- _Do this_:
Every entry must be repeated exactly. Exclude all pictures.

-- START Recorded information --

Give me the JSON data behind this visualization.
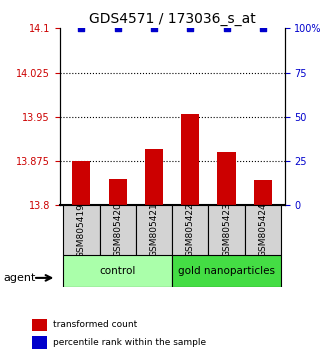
{
  "title": "GDS4571 / 173036_s_at",
  "categories": [
    "GSM805419",
    "GSM805420",
    "GSM805421",
    "GSM805422",
    "GSM805423",
    "GSM805424"
  ],
  "bar_values": [
    13.875,
    13.845,
    13.895,
    13.955,
    13.89,
    13.843
  ],
  "percentile_values": [
    100,
    100,
    100,
    100,
    100,
    100
  ],
  "bar_color": "#cc0000",
  "percentile_color": "#0000cc",
  "ylim_left": [
    13.8,
    14.1
  ],
  "ylim_right": [
    0,
    100
  ],
  "yticks_left": [
    13.8,
    13.875,
    13.95,
    14.025,
    14.1
  ],
  "ytick_labels_left": [
    "13.8",
    "13.875",
    "13.95",
    "14.025",
    "14.1"
  ],
  "yticks_right": [
    0,
    25,
    50,
    75,
    100
  ],
  "ytick_labels_right": [
    "0",
    "25",
    "50",
    "75",
    "100%"
  ],
  "groups": [
    {
      "label": "control",
      "indices": [
        0,
        1,
        2
      ],
      "color": "#aaffaa"
    },
    {
      "label": "gold nanoparticles",
      "indices": [
        3,
        4,
        5
      ],
      "color": "#44dd44"
    }
  ],
  "agent_label": "agent",
  "legend_items": [
    {
      "label": "transformed count",
      "color": "#cc0000"
    },
    {
      "label": "percentile rank within the sample",
      "color": "#0000cc"
    }
  ],
  "grid_dotted": true,
  "bar_width": 0.5,
  "background_color": "#ffffff"
}
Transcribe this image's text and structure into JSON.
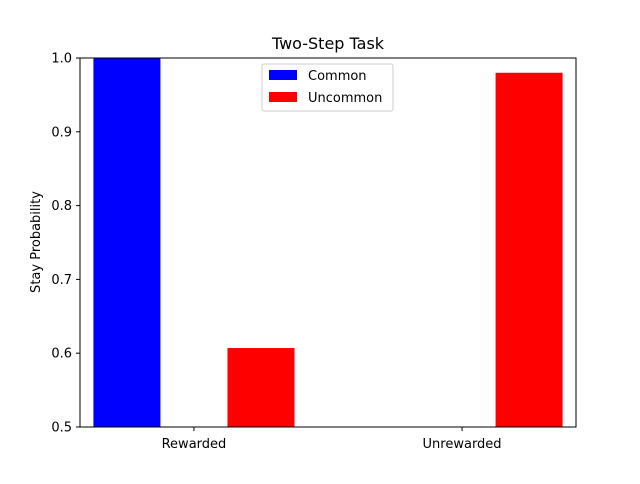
{
  "chart_data": {
    "type": "bar",
    "title": "Two-Step Task",
    "xlabel": "",
    "ylabel": "Stay Probability",
    "categories": [
      "Rewarded",
      "Unrewarded"
    ],
    "series": [
      {
        "name": "Common",
        "values": [
          1.0,
          null
        ],
        "color": "#0000ff"
      },
      {
        "name": "Uncommon",
        "values": [
          0.607,
          0.98
        ],
        "color": "#ff0000"
      }
    ],
    "ylim": [
      0.5,
      1.0
    ],
    "yticks": [
      "0.5",
      "0.6",
      "0.7",
      "0.8",
      "0.9",
      "1.0"
    ],
    "grid": false,
    "legend_position": "top-center"
  }
}
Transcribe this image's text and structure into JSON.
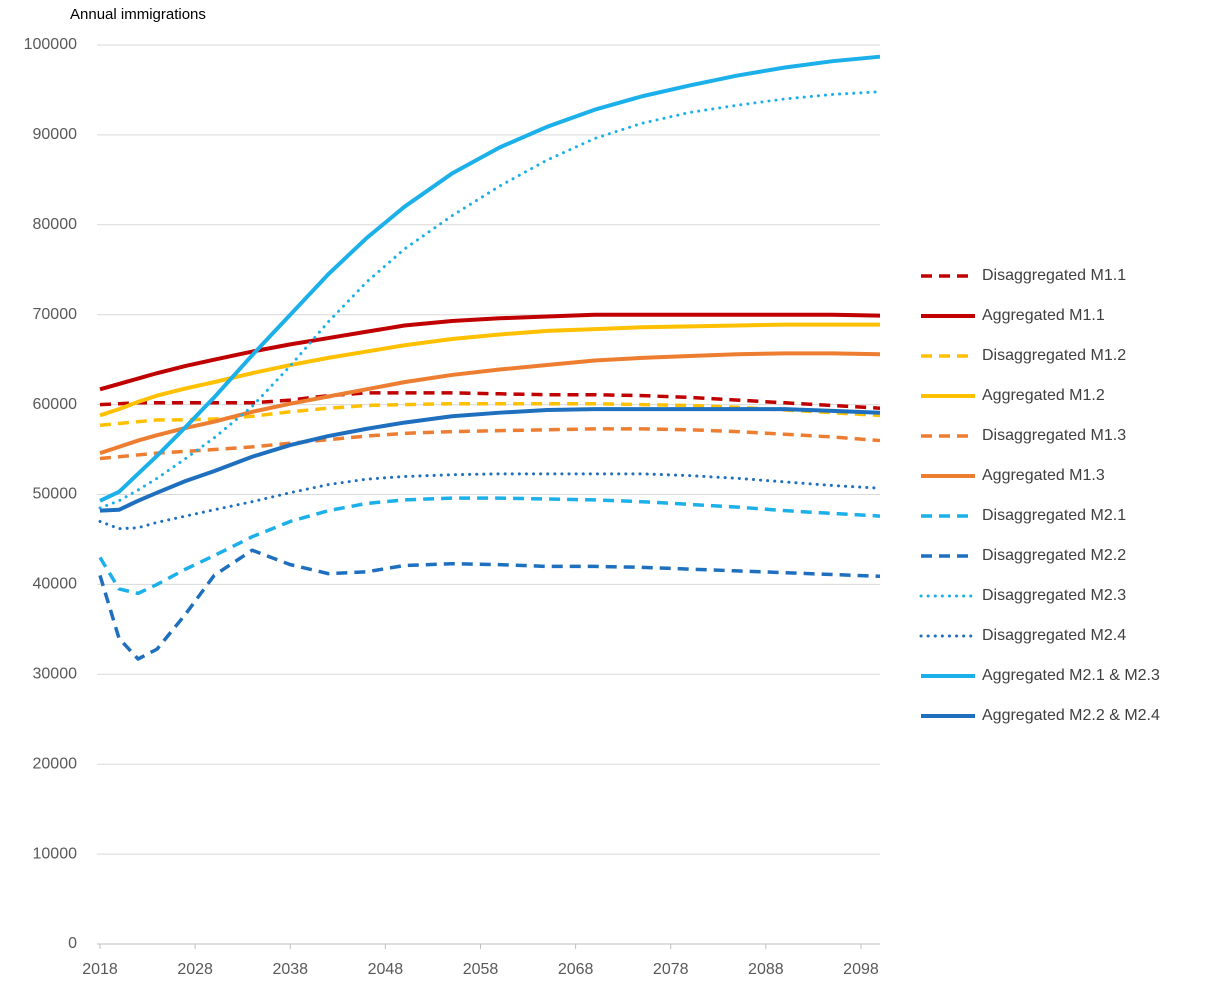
{
  "chart_data": {
    "type": "line",
    "y_label": "Annual immigrations",
    "x": [
      2018,
      2020,
      2022,
      2024,
      2027,
      2030,
      2034,
      2038,
      2042,
      2046,
      2050,
      2055,
      2060,
      2065,
      2070,
      2075,
      2080,
      2085,
      2090,
      2095,
      2100
    ],
    "xlim": [
      2018,
      2100
    ],
    "xticks": [
      2018,
      2028,
      2038,
      2048,
      2058,
      2068,
      2078,
      2088,
      2098
    ],
    "ylim": [
      0,
      100000
    ],
    "yticks": [
      0,
      10000,
      20000,
      30000,
      40000,
      50000,
      60000,
      70000,
      80000,
      90000,
      100000
    ],
    "grid": true,
    "legend": "right",
    "series": [
      {
        "name": "Disaggregated M1.1",
        "color": "#c00000",
        "style": "dashed",
        "values": [
          60000,
          60100,
          60200,
          60200,
          60200,
          60200,
          60200,
          60500,
          61000,
          61300,
          61300,
          61300,
          61200,
          61100,
          61100,
          61000,
          60800,
          60500,
          60200,
          59900,
          59600
        ]
      },
      {
        "name": "Aggregated M1.1",
        "color": "#c00000",
        "style": "solid",
        "values": [
          61700,
          62300,
          62900,
          63500,
          64300,
          65000,
          65900,
          66700,
          67400,
          68100,
          68800,
          69300,
          69600,
          69800,
          70000,
          70000,
          70000,
          70000,
          70000,
          70000,
          69900
        ]
      },
      {
        "name": "Disaggregated M1.2",
        "color": "#ffc000",
        "style": "dashed",
        "values": [
          57700,
          57900,
          58100,
          58300,
          58300,
          58400,
          58700,
          59200,
          59600,
          59900,
          60000,
          60100,
          60100,
          60100,
          60100,
          60000,
          59900,
          59700,
          59400,
          59100,
          58800
        ]
      },
      {
        "name": "Aggregated M1.2",
        "color": "#ffc000",
        "style": "solid",
        "values": [
          58800,
          59500,
          60300,
          61000,
          61800,
          62500,
          63500,
          64400,
          65200,
          65900,
          66600,
          67300,
          67800,
          68200,
          68400,
          68600,
          68700,
          68800,
          68900,
          68900,
          68900
        ]
      },
      {
        "name": "Disaggregated M1.3",
        "color": "#ed7d31",
        "style": "dashed",
        "values": [
          54000,
          54200,
          54400,
          54600,
          54800,
          55000,
          55300,
          55700,
          56100,
          56500,
          56800,
          57000,
          57100,
          57200,
          57300,
          57300,
          57200,
          57000,
          56700,
          56400,
          56000
        ]
      },
      {
        "name": "Aggregated M1.3",
        "color": "#ed7d31",
        "style": "solid",
        "values": [
          54600,
          55300,
          56000,
          56600,
          57400,
          58100,
          59200,
          60100,
          60900,
          61700,
          62500,
          63300,
          63900,
          64400,
          64900,
          65200,
          65400,
          65600,
          65700,
          65700,
          65600
        ]
      },
      {
        "name": "Disaggregated M2.1",
        "color": "#1cb0ea",
        "style": "dashed",
        "values": [
          43000,
          39500,
          39000,
          40000,
          41700,
          43200,
          45300,
          47000,
          48200,
          49000,
          49400,
          49600,
          49600,
          49500,
          49400,
          49200,
          48900,
          48600,
          48200,
          47900,
          47600
        ]
      },
      {
        "name": "Disaggregated M2.2",
        "color": "#1f6fbf",
        "style": "dashed",
        "values": [
          41000,
          34000,
          31700,
          32800,
          36700,
          41000,
          43800,
          42200,
          41200,
          41400,
          42100,
          42300,
          42200,
          42000,
          42000,
          41900,
          41700,
          41500,
          41300,
          41100,
          40900
        ]
      },
      {
        "name": "Disaggregated M2.3",
        "color": "#1cb0ea",
        "style": "dotted",
        "values": [
          48500,
          49300,
          50500,
          51800,
          54000,
          56300,
          59800,
          64300,
          69200,
          73600,
          77300,
          81000,
          84300,
          87200,
          89600,
          91300,
          92500,
          93300,
          94000,
          94500,
          94800
        ]
      },
      {
        "name": "Disaggregated M2.4",
        "color": "#1f6fbf",
        "style": "dotted",
        "values": [
          47000,
          46200,
          46300,
          46900,
          47600,
          48300,
          49200,
          50200,
          51100,
          51700,
          52000,
          52200,
          52300,
          52300,
          52300,
          52300,
          52100,
          51800,
          51400,
          51000,
          50700
        ]
      },
      {
        "name": "Aggregated M2.1 & M2.3",
        "color": "#1cb0ea",
        "style": "solid",
        "values": [
          49300,
          50300,
          52300,
          54300,
          57500,
          60800,
          65500,
          70000,
          74500,
          78500,
          82000,
          85700,
          88600,
          90900,
          92800,
          94300,
          95500,
          96600,
          97500,
          98200,
          98700
        ]
      },
      {
        "name": "Aggregated M2.2 & M2.4",
        "color": "#1f6fbf",
        "style": "solid",
        "values": [
          48200,
          48300,
          49300,
          50200,
          51500,
          52600,
          54200,
          55500,
          56500,
          57300,
          58000,
          58700,
          59100,
          59400,
          59500,
          59500,
          59500,
          59500,
          59500,
          59300,
          59100
        ]
      }
    ]
  }
}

-- END Recorded information --

- _Output for this exercise_:
Give me the JSON data behind this visualization.
{
  "title": "GDS4571 / 173036_s_at",
  "categories": [
    "GSM805419",
    "GSM805420",
    "GSM805421",
    "GSM805422",
    "GSM805423",
    "GSM805424"
  ],
  "bar_values": [
    13.875,
    13.845,
    13.895,
    13.955,
    13.89,
    13.843
  ],
  "percentile_values": [
    100,
    100,
    100,
    100,
    100,
    100
  ],
  "bar_color": "#cc0000",
  "percentile_color": "#0000cc",
  "ylim_left": [
    13.8,
    14.1
  ],
  "ylim_right": [
    0,
    100
  ],
  "yticks_left": [
    13.8,
    13.875,
    13.95,
    14.025,
    14.1
  ],
  "ytick_labels_left": [
    "13.8",
    "13.875",
    "13.95",
    "14.025",
    "14.1"
  ],
  "yticks_right": [
    0,
    25,
    50,
    75,
    100
  ],
  "ytick_labels_right": [
    "0",
    "25",
    "50",
    "75",
    "100%"
  ],
  "groups": [
    {
      "label": "control",
      "indices": [
        0,
        1,
        2
      ],
      "color": "#aaffaa"
    },
    {
      "label": "gold nanoparticles",
      "indices": [
        3,
        4,
        5
      ],
      "color": "#44dd44"
    }
  ],
  "agent_label": "agent",
  "legend_items": [
    {
      "label": "transformed count",
      "color": "#cc0000"
    },
    {
      "label": "percentile rank within the sample",
      "color": "#0000cc"
    }
  ],
  "grid_dotted": true,
  "bar_width": 0.5,
  "background_color": "#ffffff"
}
Transcribe this image's text and structure into JSON.
{
  "chart_data": {
    "type": "bar",
    "title": "Two-Step Task",
    "xlabel": "",
    "ylabel": "Stay Probability",
    "categories": [
      "Rewarded",
      "Unrewarded"
    ],
    "series": [
      {
        "name": "Common",
        "values": [
          1.0,
          null
        ],
        "color": "#0000ff"
      },
      {
        "name": "Uncommon",
        "values": [
          0.607,
          0.98
        ],
        "color": "#ff0000"
      }
    ],
    "ylim": [
      0.5,
      1.0
    ],
    "yticks": [
      "0.5",
      "0.6",
      "0.7",
      "0.8",
      "0.9",
      "1.0"
    ],
    "grid": false,
    "legend_position": "top-center"
  }
}
Transcribe this image's text and structure into JSON.
{
  "chart_data": {
    "type": "line",
    "y_label": "Annual immigrations",
    "x": [
      2018,
      2020,
      2022,
      2024,
      2027,
      2030,
      2034,
      2038,
      2042,
      2046,
      2050,
      2055,
      2060,
      2065,
      2070,
      2075,
      2080,
      2085,
      2090,
      2095,
      2100
    ],
    "xlim": [
      2018,
      2100
    ],
    "xticks": [
      2018,
      2028,
      2038,
      2048,
      2058,
      2068,
      2078,
      2088,
      2098
    ],
    "ylim": [
      0,
      100000
    ],
    "yticks": [
      0,
      10000,
      20000,
      30000,
      40000,
      50000,
      60000,
      70000,
      80000,
      90000,
      100000
    ],
    "grid": true,
    "legend": "right",
    "series": [
      {
        "name": "Disaggregated M1.1",
        "color": "#c00000",
        "style": "dashed",
        "values": [
          60000,
          60100,
          60200,
          60200,
          60200,
          60200,
          60200,
          60500,
          61000,
          61300,
          61300,
          61300,
          61200,
          61100,
          61100,
          61000,
          60800,
          60500,
          60200,
          59900,
          59600
        ]
      },
      {
        "name": "Aggregated M1.1",
        "color": "#c00000",
        "style": "solid",
        "values": [
          61700,
          62300,
          62900,
          63500,
          64300,
          65000,
          65900,
          66700,
          67400,
          68100,
          68800,
          69300,
          69600,
          69800,
          70000,
          70000,
          70000,
          70000,
          70000,
          70000,
          69900
        ]
      },
      {
        "name": "Disaggregated M1.2",
        "color": "#ffc000",
        "style": "dashed",
        "values": [
          57700,
          57900,
          58100,
          58300,
          58300,
          58400,
          58700,
          59200,
          59600,
          59900,
          60000,
          60100,
          60100,
          60100,
          60100,
          60000,
          59900,
          59700,
          59400,
          59100,
          58800
        ]
      },
      {
        "name": "Aggregated M1.2",
        "color": "#ffc000",
        "style": "solid",
        "values": [
          58800,
          59500,
          60300,
          61000,
          61800,
          62500,
          63500,
          64400,
          65200,
          65900,
          66600,
          67300,
          67800,
          68200,
          68400,
          68600,
          68700,
          68800,
          68900,
          68900,
          68900
        ]
      },
      {
        "name": "Disaggregated M1.3",
        "color": "#ed7d31",
        "style": "dashed",
        "values": [
          54000,
          54200,
          54400,
          54600,
          54800,
          55000,
          55300,
          55700,
          56100,
          56500,
          56800,
          57000,
          57100,
          57200,
          57300,
          57300,
          57200,
          57000,
          56700,
          56400,
          56000
        ]
      },
      {
        "name": "Aggregated M1.3",
        "color": "#ed7d31",
        "style": "solid",
        "values": [
          54600,
          55300,
          56000,
          56600,
          57400,
          58100,
          59200,
          60100,
          60900,
          61700,
          62500,
          63300,
          63900,
          64400,
          64900,
          65200,
          65400,
          65600,
          65700,
          65700,
          65600
        ]
      },
      {
        "name": "Disaggregated M2.1",
        "color": "#1cb0ea",
        "style": "dashed",
        "values": [
          43000,
          39500,
          39000,
          40000,
          41700,
          43200,
          45300,
          47000,
          48200,
          49000,
          49400,
          49600,
          49600,
          49500,
          49400,
          49200,
          48900,
          48600,
          48200,
          47900,
          47600
        ]
      },
      {
        "name": "Disaggregated M2.2",
        "color": "#1f6fbf",
        "style": "dashed",
        "values": [
          41000,
          34000,
          31700,
          32800,
          36700,
          41000,
          43800,
          42200,
          41200,
          41400,
          42100,
          42300,
          42200,
          42000,
          42000,
          41900,
          41700,
          41500,
          41300,
          41100,
          40900
        ]
      },
      {
        "name": "Disaggregated M2.3",
        "color": "#1cb0ea",
        "style": "dotted",
        "values": [
          48500,
          49300,
          50500,
          51800,
          54000,
          56300,
          59800,
          64300,
          69200,
          73600,
          77300,
          81000,
          84300,
          87200,
          89600,
          91300,
          92500,
          93300,
          94000,
          94500,
          94800
        ]
      },
      {
        "name": "Disaggregated M2.4",
        "color": "#1f6fbf",
        "style": "dotted",
        "values": [
          47000,
          46200,
          46300,
          46900,
          47600,
          48300,
          49200,
          50200,
          51100,
          51700,
          52000,
          52200,
          52300,
          52300,
          52300,
          52300,
          52100,
          51800,
          51400,
          51000,
          50700
        ]
      },
      {
        "name": "Aggregated M2.1 & M2.3",
        "color": "#1cb0ea",
        "style": "solid",
        "values": [
          49300,
          50300,
          52300,
          54300,
          57500,
          60800,
          65500,
          70000,
          74500,
          78500,
          82000,
          85700,
          88600,
          90900,
          92800,
          94300,
          95500,
          96600,
          97500,
          98200,
          98700
        ]
      },
      {
        "name": "Aggregated M2.2 & M2.4",
        "color": "#1f6fbf",
        "style": "solid",
        "values": [
          48200,
          48300,
          49300,
          50200,
          51500,
          52600,
          54200,
          55500,
          56500,
          57300,
          58000,
          58700,
          59100,
          59400,
          59500,
          59500,
          59500,
          59500,
          59500,
          59300,
          59100
        ]
      }
    ]
  }
}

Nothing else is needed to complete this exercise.